- REQUEST
Filter for the word "listing" and keep each matching line.
# # # #
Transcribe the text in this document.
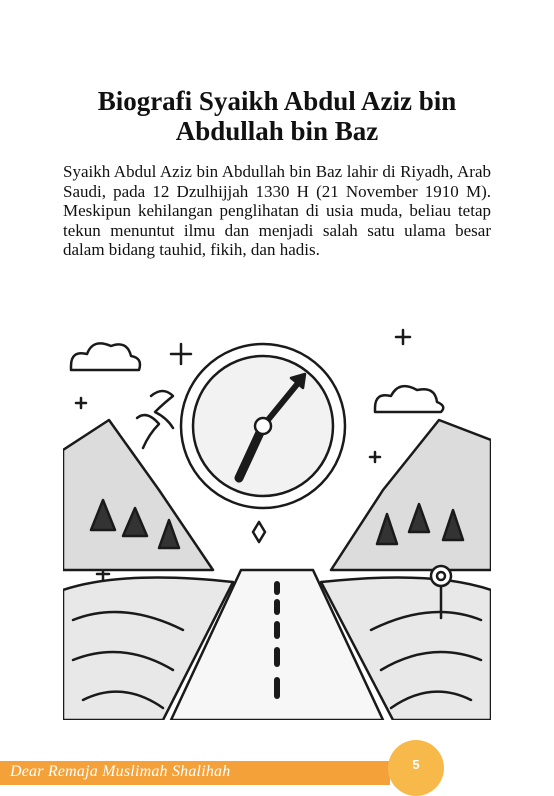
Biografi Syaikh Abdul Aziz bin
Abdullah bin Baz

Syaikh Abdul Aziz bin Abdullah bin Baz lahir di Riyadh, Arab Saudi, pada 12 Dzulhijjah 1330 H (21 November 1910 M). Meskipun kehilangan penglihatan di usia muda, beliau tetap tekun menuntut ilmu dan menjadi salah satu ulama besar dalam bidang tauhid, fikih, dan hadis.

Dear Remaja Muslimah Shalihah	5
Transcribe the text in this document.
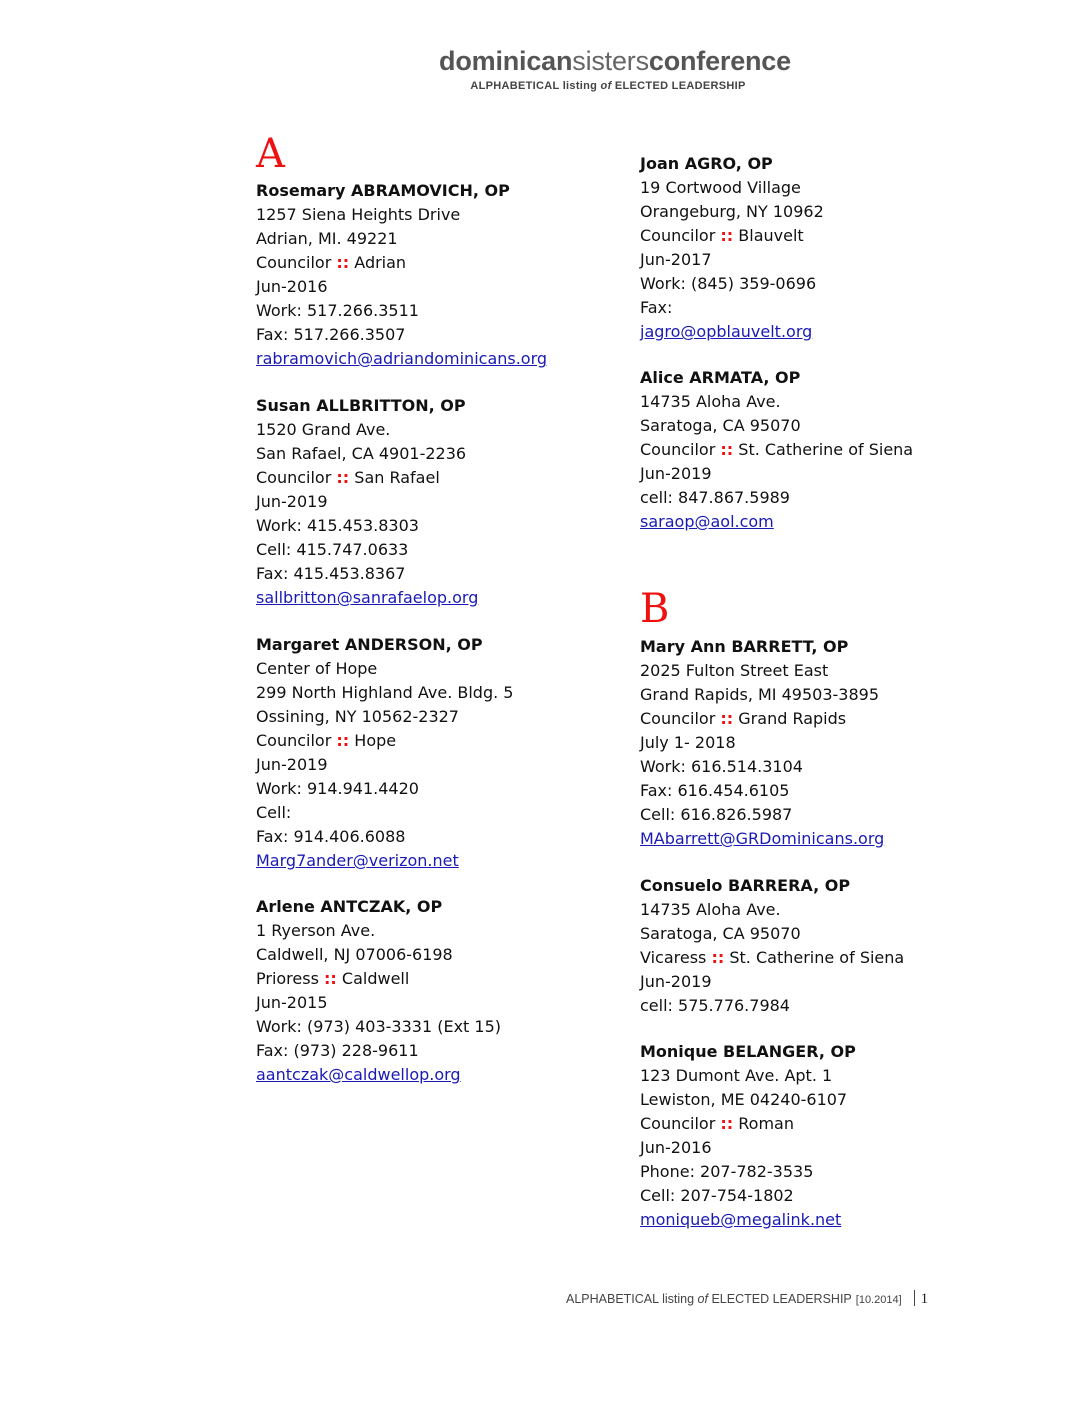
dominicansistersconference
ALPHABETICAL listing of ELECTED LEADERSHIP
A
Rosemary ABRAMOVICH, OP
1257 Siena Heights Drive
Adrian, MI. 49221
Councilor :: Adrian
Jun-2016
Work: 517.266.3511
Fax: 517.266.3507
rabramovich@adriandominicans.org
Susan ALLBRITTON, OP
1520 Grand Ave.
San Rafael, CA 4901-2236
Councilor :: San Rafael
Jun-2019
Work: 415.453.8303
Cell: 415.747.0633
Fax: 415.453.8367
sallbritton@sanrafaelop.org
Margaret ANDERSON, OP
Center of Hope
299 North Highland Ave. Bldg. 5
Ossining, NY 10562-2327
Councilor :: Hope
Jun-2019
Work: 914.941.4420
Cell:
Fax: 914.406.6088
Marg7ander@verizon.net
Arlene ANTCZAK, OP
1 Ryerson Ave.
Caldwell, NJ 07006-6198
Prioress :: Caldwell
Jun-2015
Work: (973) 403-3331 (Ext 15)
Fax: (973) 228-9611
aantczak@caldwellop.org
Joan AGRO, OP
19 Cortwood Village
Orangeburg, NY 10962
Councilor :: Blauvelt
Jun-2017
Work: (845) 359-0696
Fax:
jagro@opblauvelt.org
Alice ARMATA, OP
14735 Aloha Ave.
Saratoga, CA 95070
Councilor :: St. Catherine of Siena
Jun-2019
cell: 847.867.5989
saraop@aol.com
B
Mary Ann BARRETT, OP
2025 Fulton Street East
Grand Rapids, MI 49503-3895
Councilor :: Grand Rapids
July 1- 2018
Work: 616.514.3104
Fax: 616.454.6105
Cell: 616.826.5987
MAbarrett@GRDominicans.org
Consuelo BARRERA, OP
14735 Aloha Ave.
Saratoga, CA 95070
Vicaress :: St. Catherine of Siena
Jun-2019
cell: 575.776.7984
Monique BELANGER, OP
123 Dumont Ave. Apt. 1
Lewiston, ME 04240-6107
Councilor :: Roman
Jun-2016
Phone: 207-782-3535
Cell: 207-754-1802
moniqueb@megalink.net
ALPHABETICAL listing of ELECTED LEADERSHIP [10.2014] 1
# # # #
- FULL OUTPUT
ALPHABETICAL listing of ELECTED LEADERSHIP
ALPHABETICAL listing of ELECTED LEADERSHIP [10.2014] 1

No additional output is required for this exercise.